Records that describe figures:
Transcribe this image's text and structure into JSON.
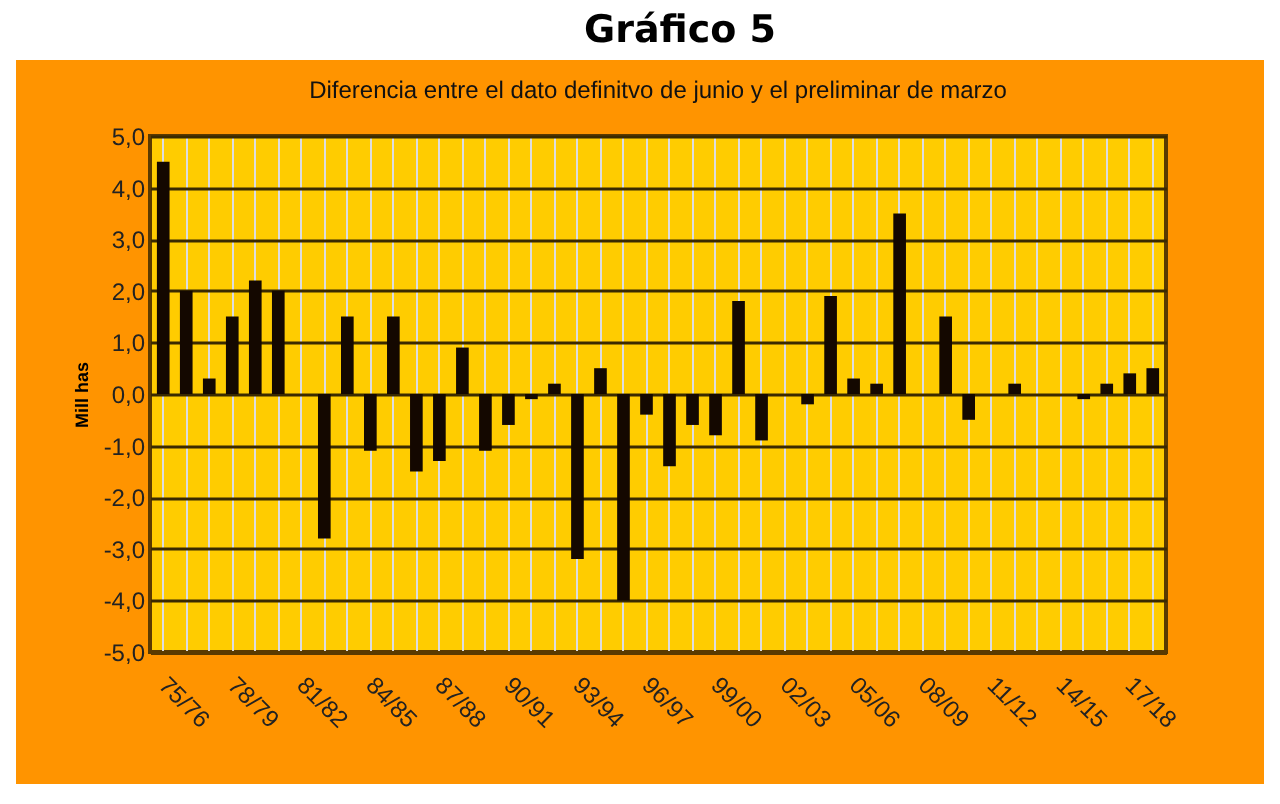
{
  "chart_data": {
    "type": "bar",
    "title": "Gráfico 5",
    "subtitle": "Diferencia entre el dato definitvo de junio y el preliminar de marzo",
    "ylabel": "Mill has",
    "categories": [
      "75/76",
      null,
      null,
      "78/79",
      null,
      null,
      "81/82",
      null,
      null,
      "84/85",
      null,
      null,
      "87/88",
      null,
      null,
      "90/91",
      null,
      null,
      "93/94",
      null,
      null,
      "96/97",
      null,
      null,
      "99/00",
      null,
      null,
      "02/03",
      null,
      null,
      "05/06",
      null,
      null,
      "08/09",
      null,
      null,
      "11/12",
      null,
      null,
      "14/15",
      null,
      null,
      "17/18",
      null
    ],
    "values": [
      4.5,
      2.0,
      0.3,
      1.5,
      2.2,
      2.0,
      0,
      -2.8,
      1.5,
      -1.1,
      1.5,
      -1.5,
      -1.3,
      0.9,
      -1.1,
      -0.6,
      -0.1,
      0.2,
      -3.2,
      0.5,
      -4.0,
      -0.4,
      -1.4,
      -0.6,
      -0.8,
      1.8,
      -0.9,
      0,
      -0.2,
      1.9,
      0.3,
      0.2,
      3.5,
      0,
      1.5,
      -0.5,
      0,
      0.2,
      0,
      0,
      -0.1,
      0.2,
      0.4,
      0.5
    ],
    "color": "#140800",
    "ylim": [
      -5,
      5
    ],
    "yticks": [
      {
        "value": -5,
        "label": "-5,0"
      },
      {
        "value": -4,
        "label": "-4,0"
      },
      {
        "value": -3,
        "label": "-3,0"
      },
      {
        "value": -2,
        "label": "-2,0"
      },
      {
        "value": -1,
        "label": "-1,0"
      },
      {
        "value": 0,
        "label": "0,0"
      },
      {
        "value": 1,
        "label": "1,0"
      },
      {
        "value": 2,
        "label": "2,0"
      },
      {
        "value": 3,
        "label": "3,0"
      },
      {
        "value": 4,
        "label": "4,0"
      },
      {
        "value": 5,
        "label": "5,0"
      }
    ],
    "grid": true
  }
}
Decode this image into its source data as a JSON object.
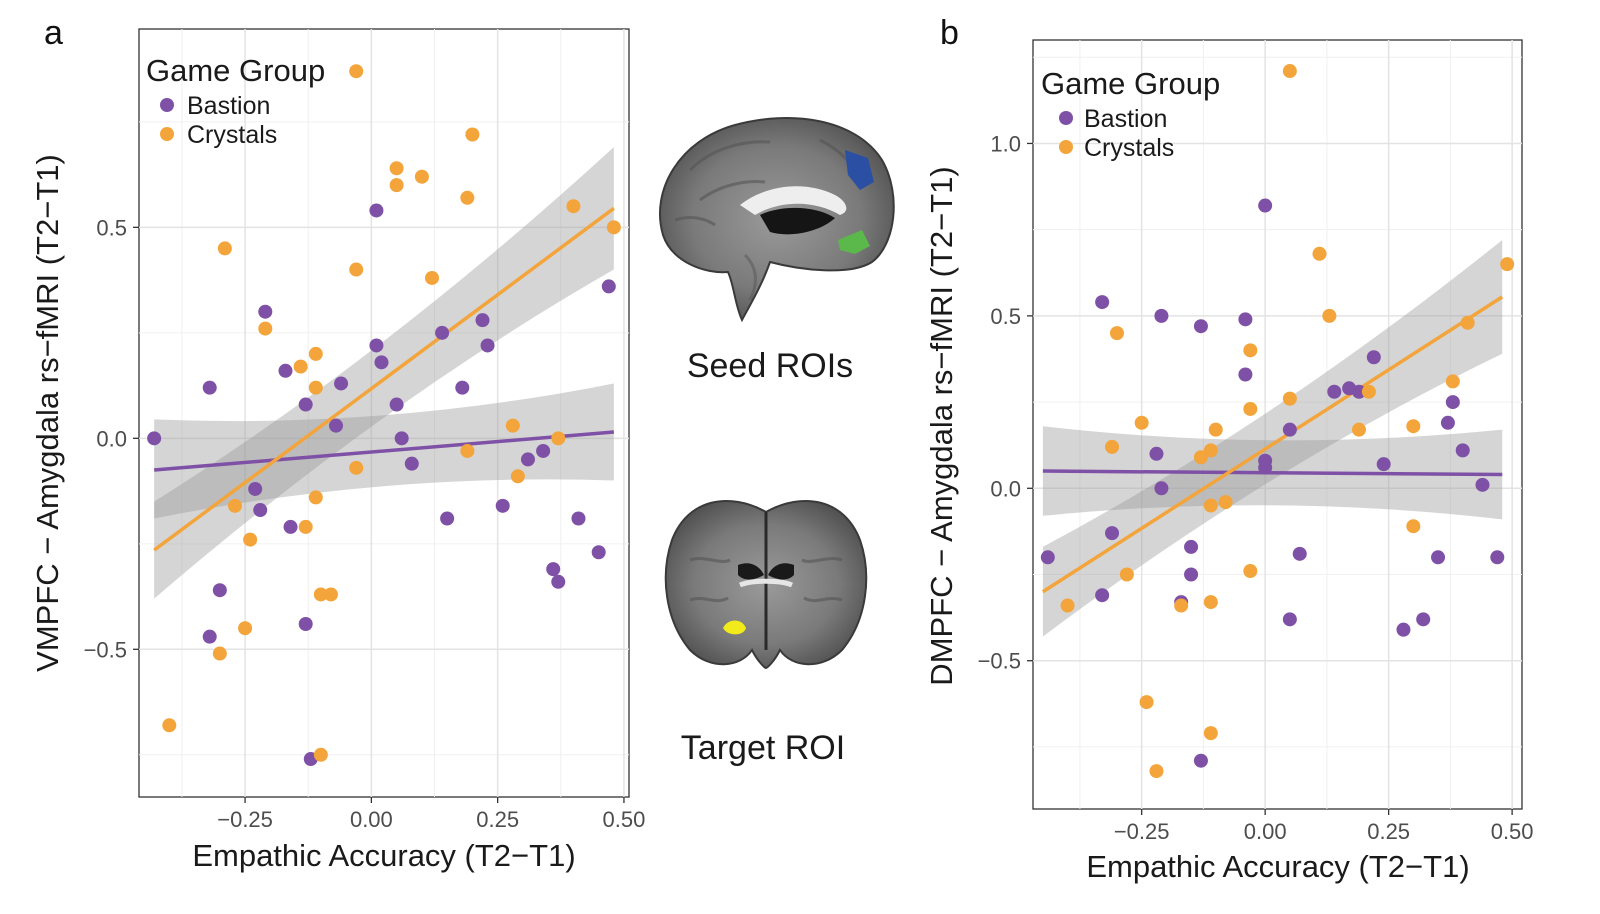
{
  "chart_data": [
    {
      "type": "scatter",
      "panel_label": "a",
      "xlabel": "Empathic Accuracy (T2−T1)",
      "ylabel": "VMPFC − Amygdala rs−fMRI (T2−T1)",
      "xlim": [
        -0.46,
        0.51
      ],
      "ylim": [
        -0.85,
        0.97
      ],
      "xticks": [
        -0.25,
        0.0,
        0.25,
        0.5
      ],
      "xtick_labels": [
        "−0.25",
        "0.00",
        "0.25",
        "0.50"
      ],
      "yticks": [
        -0.5,
        0.0,
        0.5
      ],
      "ytick_labels": [
        "−0.5",
        "0.0",
        "0.5"
      ],
      "grid": true,
      "legend": {
        "title": "Game Group",
        "position": "top-left",
        "entries": [
          "Bastion",
          "Crystals"
        ]
      },
      "series": [
        {
          "name": "Bastion",
          "color": "#7e51a6",
          "points": [
            [
              -0.43,
              0.0
            ],
            [
              -0.32,
              0.12
            ],
            [
              -0.32,
              -0.47
            ],
            [
              -0.3,
              -0.36
            ],
            [
              -0.23,
              -0.12
            ],
            [
              -0.22,
              -0.17
            ],
            [
              -0.21,
              0.3
            ],
            [
              -0.17,
              0.16
            ],
            [
              -0.16,
              -0.21
            ],
            [
              -0.13,
              -0.44
            ],
            [
              -0.13,
              0.08
            ],
            [
              -0.12,
              -0.76
            ],
            [
              -0.07,
              0.03
            ],
            [
              -0.06,
              0.13
            ],
            [
              0.01,
              0.22
            ],
            [
              0.01,
              0.54
            ],
            [
              0.02,
              0.18
            ],
            [
              0.05,
              0.08
            ],
            [
              0.06,
              0.0
            ],
            [
              0.08,
              -0.06
            ],
            [
              0.14,
              0.25
            ],
            [
              0.15,
              -0.19
            ],
            [
              0.18,
              0.12
            ],
            [
              0.22,
              0.28
            ],
            [
              0.23,
              0.22
            ],
            [
              0.26,
              -0.16
            ],
            [
              0.31,
              -0.05
            ],
            [
              0.34,
              -0.03
            ],
            [
              0.36,
              -0.31
            ],
            [
              0.37,
              -0.34
            ],
            [
              0.41,
              -0.19
            ],
            [
              0.45,
              -0.27
            ],
            [
              0.47,
              0.36
            ]
          ],
          "fit": {
            "x": [
              -0.43,
              0.48
            ],
            "y": [
              -0.075,
              0.015
            ],
            "ci_lower_ends": [
              -0.19,
              -0.1
            ],
            "ci_upper_ends": [
              0.045,
              0.13
            ]
          }
        },
        {
          "name": "Crystals",
          "color": "#f3a43a",
          "points": [
            [
              -0.4,
              -0.68
            ],
            [
              -0.3,
              -0.51
            ],
            [
              -0.29,
              0.45
            ],
            [
              -0.27,
              -0.16
            ],
            [
              -0.25,
              -0.45
            ],
            [
              -0.24,
              -0.24
            ],
            [
              -0.21,
              0.26
            ],
            [
              -0.14,
              0.17
            ],
            [
              -0.13,
              -0.21
            ],
            [
              -0.11,
              -0.14
            ],
            [
              -0.11,
              0.12
            ],
            [
              -0.11,
              0.2
            ],
            [
              -0.1,
              -0.37
            ],
            [
              -0.1,
              -0.75
            ],
            [
              -0.08,
              -0.37
            ],
            [
              -0.03,
              -0.07
            ],
            [
              -0.03,
              0.4
            ],
            [
              -0.03,
              0.87
            ],
            [
              0.05,
              0.6
            ],
            [
              0.05,
              0.64
            ],
            [
              0.1,
              0.62
            ],
            [
              0.12,
              0.38
            ],
            [
              0.19,
              -0.03
            ],
            [
              0.19,
              0.57
            ],
            [
              0.2,
              0.72
            ],
            [
              0.28,
              0.03
            ],
            [
              0.29,
              -0.09
            ],
            [
              0.37,
              0.0
            ],
            [
              0.4,
              0.55
            ],
            [
              0.48,
              0.5
            ]
          ],
          "fit": {
            "x": [
              -0.43,
              0.48
            ],
            "y": [
              -0.265,
              0.545
            ],
            "ci_lower_ends": [
              -0.38,
              0.4
            ],
            "ci_upper_ends": [
              -0.15,
              0.69
            ]
          }
        }
      ]
    },
    {
      "type": "scatter",
      "panel_label": "b",
      "xlabel": "Empathic Accuracy (T2−T1)",
      "ylabel": "DMPFC − Amygdala rs−fMRI (T2−T1)",
      "xlim": [
        -0.47,
        0.52
      ],
      "ylim": [
        -0.93,
        1.3
      ],
      "xticks": [
        -0.25,
        0.0,
        0.25,
        0.5
      ],
      "xtick_labels": [
        "−0.25",
        "0.00",
        "0.25",
        "0.50"
      ],
      "yticks": [
        -0.5,
        0.0,
        0.5,
        1.0
      ],
      "ytick_labels": [
        "−0.5",
        "0.0",
        "0.5",
        "1.0"
      ],
      "grid": true,
      "legend": {
        "title": "Game Group",
        "position": "top-left",
        "entries": [
          "Bastion",
          "Crystals"
        ]
      },
      "series": [
        {
          "name": "Bastion",
          "color": "#7e51a6",
          "points": [
            [
              -0.44,
              -0.2
            ],
            [
              -0.33,
              -0.31
            ],
            [
              -0.33,
              0.54
            ],
            [
              -0.31,
              -0.13
            ],
            [
              -0.22,
              0.1
            ],
            [
              -0.21,
              0.0
            ],
            [
              -0.21,
              0.5
            ],
            [
              -0.17,
              -0.33
            ],
            [
              -0.15,
              -0.17
            ],
            [
              -0.15,
              -0.25
            ],
            [
              -0.13,
              0.47
            ],
            [
              -0.13,
              -0.79
            ],
            [
              -0.04,
              0.49
            ],
            [
              -0.04,
              0.33
            ],
            [
              0.0,
              0.82
            ],
            [
              0.0,
              0.08
            ],
            [
              0.0,
              0.06
            ],
            [
              0.05,
              0.17
            ],
            [
              0.05,
              -0.38
            ],
            [
              0.07,
              -0.19
            ],
            [
              0.14,
              0.28
            ],
            [
              0.17,
              0.29
            ],
            [
              0.19,
              0.28
            ],
            [
              0.22,
              0.38
            ],
            [
              0.24,
              0.07
            ],
            [
              0.28,
              -0.41
            ],
            [
              0.32,
              -0.38
            ],
            [
              0.35,
              -0.2
            ],
            [
              0.37,
              0.19
            ],
            [
              0.38,
              0.25
            ],
            [
              0.4,
              0.11
            ],
            [
              0.44,
              0.01
            ],
            [
              0.47,
              -0.2
            ]
          ],
          "fit": {
            "x": [
              -0.45,
              0.48
            ],
            "y": [
              0.05,
              0.04
            ],
            "ci_lower_ends": [
              -0.08,
              -0.09
            ],
            "ci_upper_ends": [
              0.18,
              0.17
            ]
          }
        },
        {
          "name": "Crystals",
          "color": "#f3a43a",
          "points": [
            [
              -0.4,
              -0.34
            ],
            [
              -0.31,
              0.12
            ],
            [
              -0.3,
              0.45
            ],
            [
              -0.28,
              -0.25
            ],
            [
              -0.25,
              0.19
            ],
            [
              -0.24,
              -0.62
            ],
            [
              -0.22,
              -0.82
            ],
            [
              -0.17,
              -0.34
            ],
            [
              -0.13,
              0.09
            ],
            [
              -0.11,
              0.11
            ],
            [
              -0.11,
              -0.05
            ],
            [
              -0.11,
              -0.33
            ],
            [
              -0.11,
              -0.71
            ],
            [
              -0.1,
              0.17
            ],
            [
              -0.08,
              -0.04
            ],
            [
              -0.03,
              0.4
            ],
            [
              -0.03,
              0.23
            ],
            [
              -0.03,
              -0.24
            ],
            [
              0.05,
              0.26
            ],
            [
              0.05,
              1.21
            ],
            [
              0.11,
              0.68
            ],
            [
              0.13,
              0.5
            ],
            [
              0.19,
              0.17
            ],
            [
              0.21,
              0.28
            ],
            [
              0.3,
              0.18
            ],
            [
              0.3,
              -0.11
            ],
            [
              0.38,
              0.31
            ],
            [
              0.41,
              0.48
            ],
            [
              0.49,
              0.65
            ]
          ],
          "fit": {
            "x": [
              -0.45,
              0.48
            ],
            "y": [
              -0.3,
              0.555
            ],
            "ci_lower_ends": [
              -0.43,
              0.39
            ],
            "ci_upper_ends": [
              -0.17,
              0.72
            ]
          }
        }
      ]
    }
  ],
  "brain_images": {
    "seed_label": "Seed ROIs",
    "target_label": "Target ROI",
    "seed_colors": [
      "#2b4fa3",
      "#5bb84a"
    ],
    "target_color": "#f2ea1a"
  }
}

• TASK DETAILS:
Return each line that includes "Amygdala".

• TASK ANSWER:
      "ylabel": "VMPFC − Amygdala rs−fMRI (T2−T1)",
      "ylabel": "DMPFC − Amygdala rs−fMRI (T2−T1)",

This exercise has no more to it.